*PROMPT:* Take every line from the listing below that contains "void".

*EXTRACTED DATA:*
┌────────

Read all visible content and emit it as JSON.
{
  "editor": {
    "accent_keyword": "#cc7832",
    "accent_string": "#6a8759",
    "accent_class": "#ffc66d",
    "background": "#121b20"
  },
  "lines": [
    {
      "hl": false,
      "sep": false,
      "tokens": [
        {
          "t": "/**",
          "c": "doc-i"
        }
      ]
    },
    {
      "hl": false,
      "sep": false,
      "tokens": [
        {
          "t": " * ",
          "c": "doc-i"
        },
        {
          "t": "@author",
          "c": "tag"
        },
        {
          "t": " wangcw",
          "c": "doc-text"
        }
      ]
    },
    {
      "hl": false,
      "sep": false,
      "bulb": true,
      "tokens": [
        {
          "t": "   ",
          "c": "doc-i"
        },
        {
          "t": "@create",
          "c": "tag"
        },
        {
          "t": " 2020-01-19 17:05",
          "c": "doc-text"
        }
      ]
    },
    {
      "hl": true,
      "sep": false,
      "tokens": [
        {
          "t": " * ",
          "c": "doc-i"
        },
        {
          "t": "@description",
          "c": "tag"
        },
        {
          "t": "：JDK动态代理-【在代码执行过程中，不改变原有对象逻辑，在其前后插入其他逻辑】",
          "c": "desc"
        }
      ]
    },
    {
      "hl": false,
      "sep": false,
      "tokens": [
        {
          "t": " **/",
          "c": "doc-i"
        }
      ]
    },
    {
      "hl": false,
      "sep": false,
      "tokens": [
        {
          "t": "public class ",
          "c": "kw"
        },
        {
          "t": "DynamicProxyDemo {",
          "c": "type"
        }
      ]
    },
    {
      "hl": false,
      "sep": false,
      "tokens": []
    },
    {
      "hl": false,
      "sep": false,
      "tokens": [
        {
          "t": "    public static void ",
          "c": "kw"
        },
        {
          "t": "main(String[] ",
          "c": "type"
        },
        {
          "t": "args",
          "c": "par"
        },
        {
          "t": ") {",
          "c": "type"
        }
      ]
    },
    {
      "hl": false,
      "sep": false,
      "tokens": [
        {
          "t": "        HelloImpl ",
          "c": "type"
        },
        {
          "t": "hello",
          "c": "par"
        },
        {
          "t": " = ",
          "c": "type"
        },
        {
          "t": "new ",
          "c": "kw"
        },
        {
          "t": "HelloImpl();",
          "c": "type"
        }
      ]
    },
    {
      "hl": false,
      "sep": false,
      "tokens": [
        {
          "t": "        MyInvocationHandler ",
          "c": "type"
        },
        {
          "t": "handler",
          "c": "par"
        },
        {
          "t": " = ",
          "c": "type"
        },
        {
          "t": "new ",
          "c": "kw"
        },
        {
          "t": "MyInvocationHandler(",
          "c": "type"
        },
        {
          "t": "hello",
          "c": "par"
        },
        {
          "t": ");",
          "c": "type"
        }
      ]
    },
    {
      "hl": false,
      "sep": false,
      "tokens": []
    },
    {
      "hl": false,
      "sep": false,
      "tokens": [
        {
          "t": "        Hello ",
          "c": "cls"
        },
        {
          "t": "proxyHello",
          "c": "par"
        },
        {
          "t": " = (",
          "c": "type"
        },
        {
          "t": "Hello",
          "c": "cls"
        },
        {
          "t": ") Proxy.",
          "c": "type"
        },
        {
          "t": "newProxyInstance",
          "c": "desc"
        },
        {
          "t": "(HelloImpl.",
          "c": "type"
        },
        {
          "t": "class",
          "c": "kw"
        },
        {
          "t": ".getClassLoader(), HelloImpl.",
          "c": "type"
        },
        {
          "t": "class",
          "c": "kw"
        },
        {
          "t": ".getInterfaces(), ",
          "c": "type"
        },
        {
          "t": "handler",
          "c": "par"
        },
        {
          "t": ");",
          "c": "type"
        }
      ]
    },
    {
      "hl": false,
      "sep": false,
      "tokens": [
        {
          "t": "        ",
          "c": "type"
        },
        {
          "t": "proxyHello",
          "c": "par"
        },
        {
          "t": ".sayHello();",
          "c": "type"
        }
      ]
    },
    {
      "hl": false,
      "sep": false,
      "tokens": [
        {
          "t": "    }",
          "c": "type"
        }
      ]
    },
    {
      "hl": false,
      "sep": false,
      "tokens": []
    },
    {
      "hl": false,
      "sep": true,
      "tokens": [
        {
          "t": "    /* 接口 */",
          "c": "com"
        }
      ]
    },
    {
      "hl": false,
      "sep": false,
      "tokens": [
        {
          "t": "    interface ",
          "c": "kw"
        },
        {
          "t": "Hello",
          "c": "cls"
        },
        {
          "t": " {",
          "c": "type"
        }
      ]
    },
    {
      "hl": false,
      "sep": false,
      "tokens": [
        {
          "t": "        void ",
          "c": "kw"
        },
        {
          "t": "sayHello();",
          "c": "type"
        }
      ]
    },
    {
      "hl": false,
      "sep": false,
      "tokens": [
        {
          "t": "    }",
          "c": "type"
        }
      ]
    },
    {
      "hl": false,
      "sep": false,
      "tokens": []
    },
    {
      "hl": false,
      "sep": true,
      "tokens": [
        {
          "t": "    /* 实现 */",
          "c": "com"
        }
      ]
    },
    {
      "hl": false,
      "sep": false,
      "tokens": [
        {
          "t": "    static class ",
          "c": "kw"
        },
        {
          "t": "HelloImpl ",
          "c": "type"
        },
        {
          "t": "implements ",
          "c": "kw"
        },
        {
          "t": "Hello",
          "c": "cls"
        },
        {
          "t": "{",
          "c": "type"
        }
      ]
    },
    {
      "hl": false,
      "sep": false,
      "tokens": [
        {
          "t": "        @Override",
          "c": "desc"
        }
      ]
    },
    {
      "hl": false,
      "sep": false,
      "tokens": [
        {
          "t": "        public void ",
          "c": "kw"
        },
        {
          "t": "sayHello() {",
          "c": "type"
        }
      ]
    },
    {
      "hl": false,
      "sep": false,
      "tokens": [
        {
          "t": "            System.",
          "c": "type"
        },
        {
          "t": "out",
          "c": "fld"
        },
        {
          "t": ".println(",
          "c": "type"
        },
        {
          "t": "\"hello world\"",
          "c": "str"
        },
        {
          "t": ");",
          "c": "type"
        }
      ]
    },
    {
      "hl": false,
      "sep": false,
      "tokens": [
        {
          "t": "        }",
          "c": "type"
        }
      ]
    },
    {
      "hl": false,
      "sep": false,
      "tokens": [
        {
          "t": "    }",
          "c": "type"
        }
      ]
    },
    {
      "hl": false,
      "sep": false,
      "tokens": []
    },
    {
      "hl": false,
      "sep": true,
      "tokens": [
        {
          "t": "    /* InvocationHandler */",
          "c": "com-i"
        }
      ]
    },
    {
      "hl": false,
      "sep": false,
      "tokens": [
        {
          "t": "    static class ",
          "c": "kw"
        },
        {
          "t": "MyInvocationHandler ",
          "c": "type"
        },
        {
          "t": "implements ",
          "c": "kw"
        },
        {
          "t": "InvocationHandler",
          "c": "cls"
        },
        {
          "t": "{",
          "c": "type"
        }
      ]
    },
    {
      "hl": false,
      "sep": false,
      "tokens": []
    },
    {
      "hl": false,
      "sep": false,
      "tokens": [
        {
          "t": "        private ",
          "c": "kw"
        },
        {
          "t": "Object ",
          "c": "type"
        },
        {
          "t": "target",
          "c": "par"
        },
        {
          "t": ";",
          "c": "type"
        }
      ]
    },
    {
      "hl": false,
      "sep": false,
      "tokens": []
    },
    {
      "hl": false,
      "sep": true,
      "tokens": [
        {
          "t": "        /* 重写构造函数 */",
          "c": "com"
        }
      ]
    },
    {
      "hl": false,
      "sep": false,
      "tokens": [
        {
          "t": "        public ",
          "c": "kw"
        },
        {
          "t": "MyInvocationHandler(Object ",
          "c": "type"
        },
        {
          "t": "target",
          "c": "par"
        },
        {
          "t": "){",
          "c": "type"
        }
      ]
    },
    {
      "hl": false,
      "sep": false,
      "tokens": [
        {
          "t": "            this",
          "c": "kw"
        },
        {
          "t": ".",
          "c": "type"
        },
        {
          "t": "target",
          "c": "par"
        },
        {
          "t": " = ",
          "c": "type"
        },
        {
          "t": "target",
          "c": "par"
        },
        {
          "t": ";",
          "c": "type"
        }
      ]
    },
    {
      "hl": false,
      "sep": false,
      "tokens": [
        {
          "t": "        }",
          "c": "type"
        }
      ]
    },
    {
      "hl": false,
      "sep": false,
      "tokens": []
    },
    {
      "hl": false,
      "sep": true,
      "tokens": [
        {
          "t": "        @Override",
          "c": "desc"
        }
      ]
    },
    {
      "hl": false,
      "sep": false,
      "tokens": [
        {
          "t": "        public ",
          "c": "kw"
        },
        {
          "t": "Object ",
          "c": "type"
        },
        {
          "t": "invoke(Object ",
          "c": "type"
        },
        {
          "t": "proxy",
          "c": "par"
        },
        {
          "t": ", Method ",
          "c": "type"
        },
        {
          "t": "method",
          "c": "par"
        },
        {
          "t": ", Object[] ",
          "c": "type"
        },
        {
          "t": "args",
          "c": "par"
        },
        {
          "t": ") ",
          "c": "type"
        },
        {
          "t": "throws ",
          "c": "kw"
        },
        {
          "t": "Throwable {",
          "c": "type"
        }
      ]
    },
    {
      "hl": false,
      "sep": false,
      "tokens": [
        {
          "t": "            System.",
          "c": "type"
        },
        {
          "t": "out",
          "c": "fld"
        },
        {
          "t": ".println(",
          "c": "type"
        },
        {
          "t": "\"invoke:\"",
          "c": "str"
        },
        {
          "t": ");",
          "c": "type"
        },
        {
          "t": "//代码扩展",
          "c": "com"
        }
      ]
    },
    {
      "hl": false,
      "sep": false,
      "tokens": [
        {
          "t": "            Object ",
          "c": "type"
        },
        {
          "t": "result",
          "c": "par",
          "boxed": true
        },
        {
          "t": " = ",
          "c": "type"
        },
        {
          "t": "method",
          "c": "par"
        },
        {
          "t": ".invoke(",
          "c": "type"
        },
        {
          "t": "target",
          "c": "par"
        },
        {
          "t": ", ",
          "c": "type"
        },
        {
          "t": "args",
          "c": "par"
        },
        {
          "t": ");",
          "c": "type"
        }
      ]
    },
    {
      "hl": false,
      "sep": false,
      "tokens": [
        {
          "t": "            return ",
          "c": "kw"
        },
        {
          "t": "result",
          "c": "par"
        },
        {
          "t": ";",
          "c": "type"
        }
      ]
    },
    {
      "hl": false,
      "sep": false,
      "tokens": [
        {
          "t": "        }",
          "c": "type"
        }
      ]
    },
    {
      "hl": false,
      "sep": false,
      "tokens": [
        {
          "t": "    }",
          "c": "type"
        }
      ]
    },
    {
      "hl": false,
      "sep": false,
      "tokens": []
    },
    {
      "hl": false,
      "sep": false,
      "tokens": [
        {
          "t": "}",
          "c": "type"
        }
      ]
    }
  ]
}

└────────

*WORKED ANSWER:*
          "t": "    public static void ",
          "t": "        void ",
          "t": "        public void ",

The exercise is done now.